# WHAT IS BEING ASKED:
Locate all lines with the word "that" and copy them out.

═══ DATASET

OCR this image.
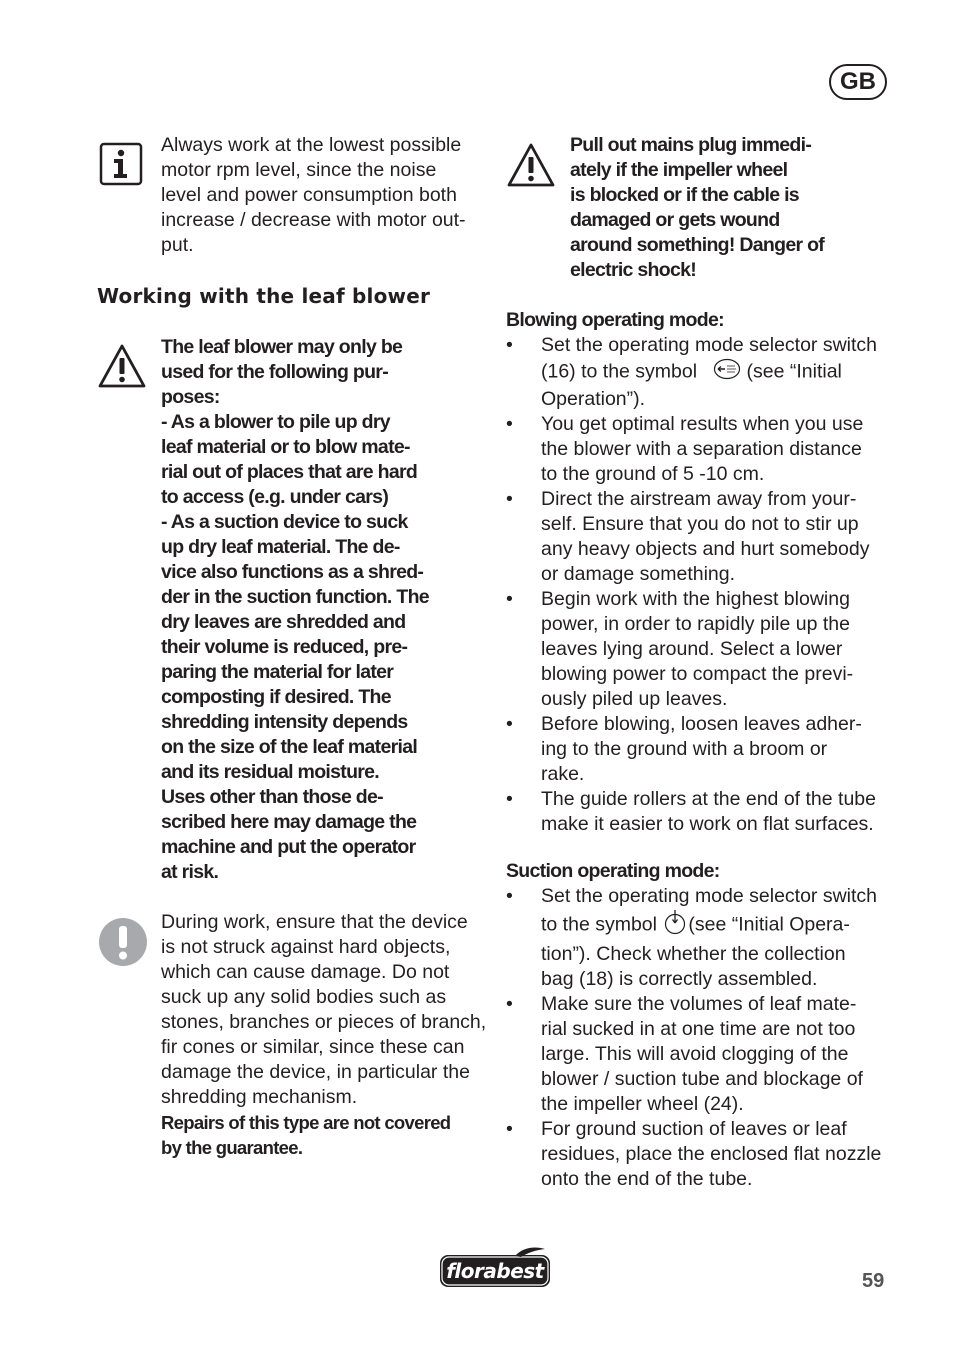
GB

Always work at the lowest possible

motor rpm level, since the noise

level and power consumption both

increase / decrease with motor out-

put.

Working with the leaf blower

The leaf blower may only be

used for the following pur-

poses:

- As a blower to pile up dry

leaf material or to blow mate-

rial out of places that are hard

to access (e.g. under cars)

- As a suction device to suck

up dry leaf material. The de-

vice also functions as a shred-

der in the suction function. The

dry leaves are shredded and

their volume is reduced, pre-

paring the material for later

composting if desired. The

shredding intensity depends

on the size of the leaf material

and its residual moisture.

Uses other than those de-

scribed here may damage the

machine and put the operator

at risk.

During work, ensure that the device

is not struck against hard objects,

which can cause damage. Do not

suck up any solid bodies such as

stones, branches or pieces of branch,

fir cones or similar, since these can

damage the device, in particular the

shredding mechanism.

Repairs of this type are not covered

by the guarantee.

Pull out mains plug immedi-

ately if the impeller wheel

is blocked or if the cable is

damaged or gets wound

around something! Danger of

electric shock!

Blowing operating mode:

• Set the operating mode selector switch

(16) to the symbol	(see “Initial

Operation”).

• You get optimal results when you use

the blower with a separation distance

to the ground of 5 -10 cm.

• Direct the airstream away from your-

self. Ensure that you do not to stir up

any heavy objects and hurt somebody

or damage something.

• Begin work with the highest blowing

power, in order to rapidly pile up the

leaves lying around. Select a lower

blowing power to compact the previ-

ously piled up leaves.

• Before blowing, loosen leaves adher-

ing to the ground with a broom or

rake.

• The guide rollers at the end of the tube

make it easier to work on flat surfaces.

Suction operating mode:

• Set the operating mode selector switch

to the symbol (see “Initial Opera-

tion”). Check whether the collection

bag (18) is correctly assembled.

• Make sure the volumes of leaf mate-

rial sucked in at one time are not too

large. This will avoid clogging of the

blower / suction tube and blockage of

the impeller wheel (24).

• For ground suction of leaves or leaf

residues, place the enclosed flat nozzle

onto the end of the tube.

florabest	59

══════

# OUTPUT OF THE TASK:
rial out of places that are hard
During work, ensure that the device
self. Ensure that you do not to stir up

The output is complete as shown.